Task inputs:
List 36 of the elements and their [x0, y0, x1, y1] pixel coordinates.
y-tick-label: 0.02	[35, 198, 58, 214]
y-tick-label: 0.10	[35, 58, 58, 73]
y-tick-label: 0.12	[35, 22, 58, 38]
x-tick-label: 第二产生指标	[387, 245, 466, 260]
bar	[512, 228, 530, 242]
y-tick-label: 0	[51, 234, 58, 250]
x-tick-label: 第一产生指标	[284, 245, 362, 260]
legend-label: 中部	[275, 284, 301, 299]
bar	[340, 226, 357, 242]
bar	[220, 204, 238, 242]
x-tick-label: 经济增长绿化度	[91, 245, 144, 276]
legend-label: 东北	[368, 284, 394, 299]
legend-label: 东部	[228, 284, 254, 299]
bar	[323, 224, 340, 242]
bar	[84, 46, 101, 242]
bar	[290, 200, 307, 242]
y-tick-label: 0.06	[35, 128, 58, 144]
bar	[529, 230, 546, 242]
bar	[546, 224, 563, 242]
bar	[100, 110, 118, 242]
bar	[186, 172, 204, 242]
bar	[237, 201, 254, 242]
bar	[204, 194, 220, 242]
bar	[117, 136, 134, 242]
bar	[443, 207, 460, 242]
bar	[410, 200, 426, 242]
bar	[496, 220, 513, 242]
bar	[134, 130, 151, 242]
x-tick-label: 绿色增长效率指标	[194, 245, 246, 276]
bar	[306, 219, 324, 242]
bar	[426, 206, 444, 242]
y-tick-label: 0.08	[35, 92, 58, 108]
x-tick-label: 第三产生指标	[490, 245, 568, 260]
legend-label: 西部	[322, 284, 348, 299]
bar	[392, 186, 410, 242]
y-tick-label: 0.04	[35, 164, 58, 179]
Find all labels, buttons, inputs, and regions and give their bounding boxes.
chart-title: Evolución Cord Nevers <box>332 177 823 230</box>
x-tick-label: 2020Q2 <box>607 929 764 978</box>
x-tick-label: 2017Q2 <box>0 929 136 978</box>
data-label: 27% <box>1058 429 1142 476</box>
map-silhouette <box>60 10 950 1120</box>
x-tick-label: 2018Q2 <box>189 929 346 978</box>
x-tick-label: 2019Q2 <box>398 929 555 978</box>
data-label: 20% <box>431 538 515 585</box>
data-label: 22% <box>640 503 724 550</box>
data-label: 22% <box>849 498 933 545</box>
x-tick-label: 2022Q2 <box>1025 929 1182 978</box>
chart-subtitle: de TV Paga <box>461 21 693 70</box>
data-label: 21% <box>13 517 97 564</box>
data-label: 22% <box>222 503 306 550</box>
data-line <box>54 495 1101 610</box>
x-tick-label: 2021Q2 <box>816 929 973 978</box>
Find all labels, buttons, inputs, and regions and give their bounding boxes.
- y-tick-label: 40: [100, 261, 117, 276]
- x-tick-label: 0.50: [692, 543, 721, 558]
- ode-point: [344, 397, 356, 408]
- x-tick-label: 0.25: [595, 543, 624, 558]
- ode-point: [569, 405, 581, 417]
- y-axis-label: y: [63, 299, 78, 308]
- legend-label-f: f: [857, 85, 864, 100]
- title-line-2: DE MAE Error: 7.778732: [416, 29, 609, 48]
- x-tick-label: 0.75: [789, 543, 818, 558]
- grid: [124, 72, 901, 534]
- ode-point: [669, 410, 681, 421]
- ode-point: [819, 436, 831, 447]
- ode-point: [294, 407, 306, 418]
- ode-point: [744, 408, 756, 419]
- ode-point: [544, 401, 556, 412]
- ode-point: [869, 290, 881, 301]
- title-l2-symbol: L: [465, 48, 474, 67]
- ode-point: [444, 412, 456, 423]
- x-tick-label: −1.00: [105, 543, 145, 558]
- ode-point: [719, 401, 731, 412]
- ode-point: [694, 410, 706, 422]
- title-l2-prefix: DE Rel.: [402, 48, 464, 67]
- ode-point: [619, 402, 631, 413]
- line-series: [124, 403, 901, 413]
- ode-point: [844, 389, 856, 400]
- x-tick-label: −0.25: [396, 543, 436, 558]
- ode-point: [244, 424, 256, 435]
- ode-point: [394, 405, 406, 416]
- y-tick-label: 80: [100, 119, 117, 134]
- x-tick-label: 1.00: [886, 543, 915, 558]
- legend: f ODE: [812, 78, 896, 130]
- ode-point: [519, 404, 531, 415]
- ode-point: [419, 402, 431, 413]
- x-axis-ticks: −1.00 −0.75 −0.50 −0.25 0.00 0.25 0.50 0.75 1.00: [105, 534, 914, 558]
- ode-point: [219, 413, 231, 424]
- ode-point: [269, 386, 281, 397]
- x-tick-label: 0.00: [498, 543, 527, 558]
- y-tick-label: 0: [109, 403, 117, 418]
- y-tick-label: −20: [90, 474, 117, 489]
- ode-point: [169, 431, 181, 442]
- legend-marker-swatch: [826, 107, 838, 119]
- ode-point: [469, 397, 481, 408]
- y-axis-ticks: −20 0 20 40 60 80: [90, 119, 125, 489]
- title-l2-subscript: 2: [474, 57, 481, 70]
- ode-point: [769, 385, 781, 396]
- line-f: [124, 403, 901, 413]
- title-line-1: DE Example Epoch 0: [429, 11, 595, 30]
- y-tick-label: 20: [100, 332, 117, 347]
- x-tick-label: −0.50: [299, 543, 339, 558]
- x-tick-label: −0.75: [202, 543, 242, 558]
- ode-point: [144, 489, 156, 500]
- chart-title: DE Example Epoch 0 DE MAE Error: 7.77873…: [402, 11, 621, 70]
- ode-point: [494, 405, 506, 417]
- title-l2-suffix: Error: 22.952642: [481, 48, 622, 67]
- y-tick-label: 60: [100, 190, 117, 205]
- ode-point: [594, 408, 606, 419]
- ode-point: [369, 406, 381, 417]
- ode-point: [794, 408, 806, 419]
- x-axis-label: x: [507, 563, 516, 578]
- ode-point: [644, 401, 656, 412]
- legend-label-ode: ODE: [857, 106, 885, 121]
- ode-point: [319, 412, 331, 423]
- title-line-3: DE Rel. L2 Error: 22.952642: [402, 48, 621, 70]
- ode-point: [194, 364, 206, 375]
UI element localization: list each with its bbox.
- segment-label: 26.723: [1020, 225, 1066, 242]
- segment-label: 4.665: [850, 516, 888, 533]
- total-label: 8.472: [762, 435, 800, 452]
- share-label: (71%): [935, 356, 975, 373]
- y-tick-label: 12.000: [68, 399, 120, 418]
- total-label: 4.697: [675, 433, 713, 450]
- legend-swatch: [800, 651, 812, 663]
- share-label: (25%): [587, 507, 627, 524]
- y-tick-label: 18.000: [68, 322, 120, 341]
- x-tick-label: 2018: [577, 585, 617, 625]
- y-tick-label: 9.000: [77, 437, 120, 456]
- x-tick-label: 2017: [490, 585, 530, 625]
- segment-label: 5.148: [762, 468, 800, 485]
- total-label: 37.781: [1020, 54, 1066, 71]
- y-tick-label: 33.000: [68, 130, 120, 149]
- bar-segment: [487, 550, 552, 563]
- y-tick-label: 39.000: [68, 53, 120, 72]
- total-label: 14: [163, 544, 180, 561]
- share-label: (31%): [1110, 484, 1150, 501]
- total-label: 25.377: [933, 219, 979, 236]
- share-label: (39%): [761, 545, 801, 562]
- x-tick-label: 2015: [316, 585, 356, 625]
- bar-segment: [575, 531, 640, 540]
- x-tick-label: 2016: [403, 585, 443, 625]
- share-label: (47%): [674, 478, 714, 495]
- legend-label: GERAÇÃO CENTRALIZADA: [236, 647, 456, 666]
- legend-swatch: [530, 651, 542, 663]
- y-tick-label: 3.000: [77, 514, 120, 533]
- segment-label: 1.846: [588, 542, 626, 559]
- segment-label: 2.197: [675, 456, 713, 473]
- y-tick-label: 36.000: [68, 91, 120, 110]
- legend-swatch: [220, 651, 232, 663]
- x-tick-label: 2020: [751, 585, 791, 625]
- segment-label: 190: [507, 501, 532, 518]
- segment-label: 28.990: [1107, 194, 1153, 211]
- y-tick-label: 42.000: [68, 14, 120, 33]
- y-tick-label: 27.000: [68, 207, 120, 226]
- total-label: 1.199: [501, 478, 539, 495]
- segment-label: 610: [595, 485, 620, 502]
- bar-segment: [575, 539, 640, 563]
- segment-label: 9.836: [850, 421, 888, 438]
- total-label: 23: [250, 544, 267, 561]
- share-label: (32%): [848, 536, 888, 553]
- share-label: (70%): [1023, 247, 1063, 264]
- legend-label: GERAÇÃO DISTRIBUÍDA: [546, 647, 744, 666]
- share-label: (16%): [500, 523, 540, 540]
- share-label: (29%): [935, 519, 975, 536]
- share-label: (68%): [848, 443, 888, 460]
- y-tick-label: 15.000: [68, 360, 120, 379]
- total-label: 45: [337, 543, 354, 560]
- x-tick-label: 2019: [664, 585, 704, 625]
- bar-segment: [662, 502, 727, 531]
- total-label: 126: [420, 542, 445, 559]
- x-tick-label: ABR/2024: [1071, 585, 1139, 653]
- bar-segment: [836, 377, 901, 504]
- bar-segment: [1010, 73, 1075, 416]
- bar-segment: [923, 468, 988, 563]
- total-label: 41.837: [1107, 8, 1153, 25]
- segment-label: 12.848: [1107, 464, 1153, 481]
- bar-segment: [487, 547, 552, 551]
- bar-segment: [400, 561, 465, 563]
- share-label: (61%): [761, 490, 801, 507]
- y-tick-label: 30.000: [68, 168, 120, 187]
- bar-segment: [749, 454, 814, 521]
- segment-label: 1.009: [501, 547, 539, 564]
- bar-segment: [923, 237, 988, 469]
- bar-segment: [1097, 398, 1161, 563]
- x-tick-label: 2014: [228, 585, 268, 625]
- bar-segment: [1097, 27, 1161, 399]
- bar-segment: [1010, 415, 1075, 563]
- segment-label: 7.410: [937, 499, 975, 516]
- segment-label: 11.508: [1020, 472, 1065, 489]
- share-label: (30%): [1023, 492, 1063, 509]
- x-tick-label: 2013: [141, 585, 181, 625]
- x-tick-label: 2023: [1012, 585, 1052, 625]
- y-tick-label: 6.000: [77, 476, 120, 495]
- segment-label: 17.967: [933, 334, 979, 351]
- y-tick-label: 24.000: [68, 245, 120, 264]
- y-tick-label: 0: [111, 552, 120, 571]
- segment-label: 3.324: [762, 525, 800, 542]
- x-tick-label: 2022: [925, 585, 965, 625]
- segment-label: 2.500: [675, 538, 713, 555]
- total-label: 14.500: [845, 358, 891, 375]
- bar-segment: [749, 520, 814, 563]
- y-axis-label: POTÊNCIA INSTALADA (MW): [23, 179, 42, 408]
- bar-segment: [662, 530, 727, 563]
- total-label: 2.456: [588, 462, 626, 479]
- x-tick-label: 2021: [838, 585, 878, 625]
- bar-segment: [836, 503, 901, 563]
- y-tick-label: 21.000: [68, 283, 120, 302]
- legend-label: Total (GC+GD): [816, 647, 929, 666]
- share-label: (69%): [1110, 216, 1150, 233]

Directions: Please list every line of the listing above that contains the string "swatch", matching case exactly.

Exercise response:
- legend-marker-swatch: [826, 107, 838, 119]
- legend-swatch: [800, 651, 812, 663]
- legend-swatch: [530, 651, 542, 663]
- legend-swatch: [220, 651, 232, 663]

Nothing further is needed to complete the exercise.